Short task -
Extract the full listing verbatim and drop any pictures from your copy.

* begin Records provided *

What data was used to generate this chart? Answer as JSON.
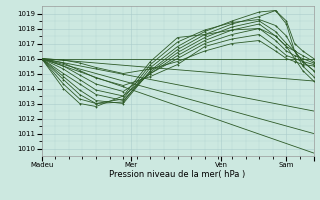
{
  "xlabel": "Pression niveau de la mer( hPa )",
  "bg_color": "#cce8e0",
  "grid_color": "#aacccc",
  "line_color": "#2d5a27",
  "xlim": [
    0,
    100
  ],
  "ylim": [
    1009.5,
    1019.5
  ],
  "yticks": [
    1010,
    1011,
    1012,
    1013,
    1014,
    1015,
    1016,
    1017,
    1018,
    1019
  ],
  "xtick_positions": [
    0,
    33,
    66,
    90,
    100
  ],
  "xtick_labels": [
    "Madeu",
    "Mer",
    "Ven",
    "Sam",
    ""
  ],
  "fan_lines": [
    {
      "x0": 0,
      "y0": 1016.0,
      "x1": 100,
      "y1": 1016.0
    },
    {
      "x0": 0,
      "y0": 1016.0,
      "x1": 100,
      "y1": 1014.5
    },
    {
      "x0": 0,
      "y0": 1016.0,
      "x1": 100,
      "y1": 1012.5
    },
    {
      "x0": 0,
      "y0": 1016.0,
      "x1": 100,
      "y1": 1011.0
    },
    {
      "x0": 0,
      "y0": 1016.0,
      "x1": 100,
      "y1": 1009.7
    }
  ],
  "curves": [
    {
      "x": [
        0,
        8,
        14,
        20,
        30,
        40,
        50,
        60,
        70,
        80,
        86,
        90,
        93,
        96,
        100
      ],
      "y": [
        1016.0,
        1015.9,
        1015.7,
        1015.4,
        1015.0,
        1015.3,
        1015.8,
        1016.5,
        1017.0,
        1017.2,
        1016.5,
        1016.0,
        1015.8,
        1015.6,
        1015.5
      ]
    },
    {
      "x": [
        0,
        8,
        14,
        20,
        30,
        40,
        50,
        60,
        70,
        80,
        86,
        90,
        93,
        96,
        100
      ],
      "y": [
        1016.0,
        1015.7,
        1015.2,
        1014.7,
        1014.2,
        1014.8,
        1015.6,
        1016.8,
        1017.3,
        1017.6,
        1016.8,
        1016.2,
        1016.0,
        1015.8,
        1015.6
      ]
    },
    {
      "x": [
        0,
        8,
        14,
        20,
        30,
        40,
        50,
        60,
        70,
        80,
        86,
        90,
        93,
        96,
        100
      ],
      "y": [
        1016.0,
        1015.5,
        1014.9,
        1014.3,
        1013.8,
        1015.0,
        1016.0,
        1017.0,
        1017.6,
        1018.0,
        1017.2,
        1016.5,
        1016.2,
        1016.0,
        1015.7
      ]
    },
    {
      "x": [
        0,
        8,
        14,
        20,
        30,
        40,
        50,
        60,
        70,
        80,
        86,
        90,
        93,
        96,
        100
      ],
      "y": [
        1016.0,
        1015.3,
        1014.6,
        1013.9,
        1013.5,
        1015.0,
        1016.2,
        1017.2,
        1017.9,
        1018.3,
        1017.5,
        1016.8,
        1016.5,
        1016.2,
        1015.8
      ]
    },
    {
      "x": [
        0,
        8,
        14,
        20,
        30,
        40,
        50,
        60,
        70,
        80,
        86,
        90,
        93,
        96,
        100
      ],
      "y": [
        1016.0,
        1015.0,
        1014.3,
        1013.6,
        1013.2,
        1015.1,
        1016.4,
        1017.4,
        1018.1,
        1018.5,
        1017.8,
        1017.0,
        1016.5,
        1015.8,
        1015.2
      ]
    },
    {
      "x": [
        0,
        8,
        14,
        20,
        30,
        40,
        50,
        60,
        70,
        80,
        86,
        90,
        93,
        96,
        100
      ],
      "y": [
        1016.0,
        1014.8,
        1013.9,
        1013.2,
        1013.0,
        1015.2,
        1016.6,
        1017.6,
        1018.3,
        1018.8,
        1019.2,
        1018.3,
        1016.5,
        1015.5,
        1014.8
      ]
    },
    {
      "x": [
        0,
        8,
        14,
        20,
        30,
        40,
        50,
        60,
        70,
        80,
        86,
        90,
        93,
        96,
        100
      ],
      "y": [
        1016.0,
        1014.6,
        1013.6,
        1013.0,
        1013.1,
        1015.4,
        1016.8,
        1017.8,
        1018.5,
        1019.1,
        1019.2,
        1018.5,
        1017.0,
        1016.5,
        1016.0
      ]
    },
    {
      "x": [
        0,
        8,
        14,
        20,
        30,
        40,
        50,
        60,
        70,
        80,
        86,
        90,
        93,
        96,
        100
      ],
      "y": [
        1016.0,
        1014.3,
        1013.3,
        1013.0,
        1013.3,
        1015.6,
        1017.1,
        1017.9,
        1018.4,
        1018.6,
        1018.2,
        1017.5,
        1016.5,
        1015.8,
        1015.2
      ]
    },
    {
      "x": [
        0,
        8,
        14,
        20,
        30,
        40,
        50,
        60,
        70,
        80,
        86,
        90,
        93,
        96,
        100
      ],
      "y": [
        1016.0,
        1014.0,
        1013.0,
        1012.8,
        1013.5,
        1015.8,
        1017.4,
        1017.6,
        1017.9,
        1018.0,
        1017.5,
        1016.8,
        1016.0,
        1015.2,
        1014.5
      ]
    }
  ]
}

* end Records provided *

Output below -
What data was used to generate this chart? Answer as JSON.
{
  "xlabel": "Pression niveau de la mer( hPa )",
  "bg_color": "#cce8e0",
  "grid_color": "#aacccc",
  "line_color": "#2d5a27",
  "xlim": [
    0,
    100
  ],
  "ylim": [
    1009.5,
    1019.5
  ],
  "yticks": [
    1010,
    1011,
    1012,
    1013,
    1014,
    1015,
    1016,
    1017,
    1018,
    1019
  ],
  "xtick_positions": [
    0,
    33,
    66,
    90,
    100
  ],
  "xtick_labels": [
    "Madeu",
    "Mer",
    "Ven",
    "Sam",
    ""
  ],
  "fan_lines": [
    {
      "x0": 0,
      "y0": 1016.0,
      "x1": 100,
      "y1": 1016.0
    },
    {
      "x0": 0,
      "y0": 1016.0,
      "x1": 100,
      "y1": 1014.5
    },
    {
      "x0": 0,
      "y0": 1016.0,
      "x1": 100,
      "y1": 1012.5
    },
    {
      "x0": 0,
      "y0": 1016.0,
      "x1": 100,
      "y1": 1011.0
    },
    {
      "x0": 0,
      "y0": 1016.0,
      "x1": 100,
      "y1": 1009.7
    }
  ],
  "curves": [
    {
      "x": [
        0,
        8,
        14,
        20,
        30,
        40,
        50,
        60,
        70,
        80,
        86,
        90,
        93,
        96,
        100
      ],
      "y": [
        1016.0,
        1015.9,
        1015.7,
        1015.4,
        1015.0,
        1015.3,
        1015.8,
        1016.5,
        1017.0,
        1017.2,
        1016.5,
        1016.0,
        1015.8,
        1015.6,
        1015.5
      ]
    },
    {
      "x": [
        0,
        8,
        14,
        20,
        30,
        40,
        50,
        60,
        70,
        80,
        86,
        90,
        93,
        96,
        100
      ],
      "y": [
        1016.0,
        1015.7,
        1015.2,
        1014.7,
        1014.2,
        1014.8,
        1015.6,
        1016.8,
        1017.3,
        1017.6,
        1016.8,
        1016.2,
        1016.0,
        1015.8,
        1015.6
      ]
    },
    {
      "x": [
        0,
        8,
        14,
        20,
        30,
        40,
        50,
        60,
        70,
        80,
        86,
        90,
        93,
        96,
        100
      ],
      "y": [
        1016.0,
        1015.5,
        1014.9,
        1014.3,
        1013.8,
        1015.0,
        1016.0,
        1017.0,
        1017.6,
        1018.0,
        1017.2,
        1016.5,
        1016.2,
        1016.0,
        1015.7
      ]
    },
    {
      "x": [
        0,
        8,
        14,
        20,
        30,
        40,
        50,
        60,
        70,
        80,
        86,
        90,
        93,
        96,
        100
      ],
      "y": [
        1016.0,
        1015.3,
        1014.6,
        1013.9,
        1013.5,
        1015.0,
        1016.2,
        1017.2,
        1017.9,
        1018.3,
        1017.5,
        1016.8,
        1016.5,
        1016.2,
        1015.8
      ]
    },
    {
      "x": [
        0,
        8,
        14,
        20,
        30,
        40,
        50,
        60,
        70,
        80,
        86,
        90,
        93,
        96,
        100
      ],
      "y": [
        1016.0,
        1015.0,
        1014.3,
        1013.6,
        1013.2,
        1015.1,
        1016.4,
        1017.4,
        1018.1,
        1018.5,
        1017.8,
        1017.0,
        1016.5,
        1015.8,
        1015.2
      ]
    },
    {
      "x": [
        0,
        8,
        14,
        20,
        30,
        40,
        50,
        60,
        70,
        80,
        86,
        90,
        93,
        96,
        100
      ],
      "y": [
        1016.0,
        1014.8,
        1013.9,
        1013.2,
        1013.0,
        1015.2,
        1016.6,
        1017.6,
        1018.3,
        1018.8,
        1019.2,
        1018.3,
        1016.5,
        1015.5,
        1014.8
      ]
    },
    {
      "x": [
        0,
        8,
        14,
        20,
        30,
        40,
        50,
        60,
        70,
        80,
        86,
        90,
        93,
        96,
        100
      ],
      "y": [
        1016.0,
        1014.6,
        1013.6,
        1013.0,
        1013.1,
        1015.4,
        1016.8,
        1017.8,
        1018.5,
        1019.1,
        1019.2,
        1018.5,
        1017.0,
        1016.5,
        1016.0
      ]
    },
    {
      "x": [
        0,
        8,
        14,
        20,
        30,
        40,
        50,
        60,
        70,
        80,
        86,
        90,
        93,
        96,
        100
      ],
      "y": [
        1016.0,
        1014.3,
        1013.3,
        1013.0,
        1013.3,
        1015.6,
        1017.1,
        1017.9,
        1018.4,
        1018.6,
        1018.2,
        1017.5,
        1016.5,
        1015.8,
        1015.2
      ]
    },
    {
      "x": [
        0,
        8,
        14,
        20,
        30,
        40,
        50,
        60,
        70,
        80,
        86,
        90,
        93,
        96,
        100
      ],
      "y": [
        1016.0,
        1014.0,
        1013.0,
        1012.8,
        1013.5,
        1015.8,
        1017.4,
        1017.6,
        1017.9,
        1018.0,
        1017.5,
        1016.8,
        1016.0,
        1015.2,
        1014.5
      ]
    }
  ]
}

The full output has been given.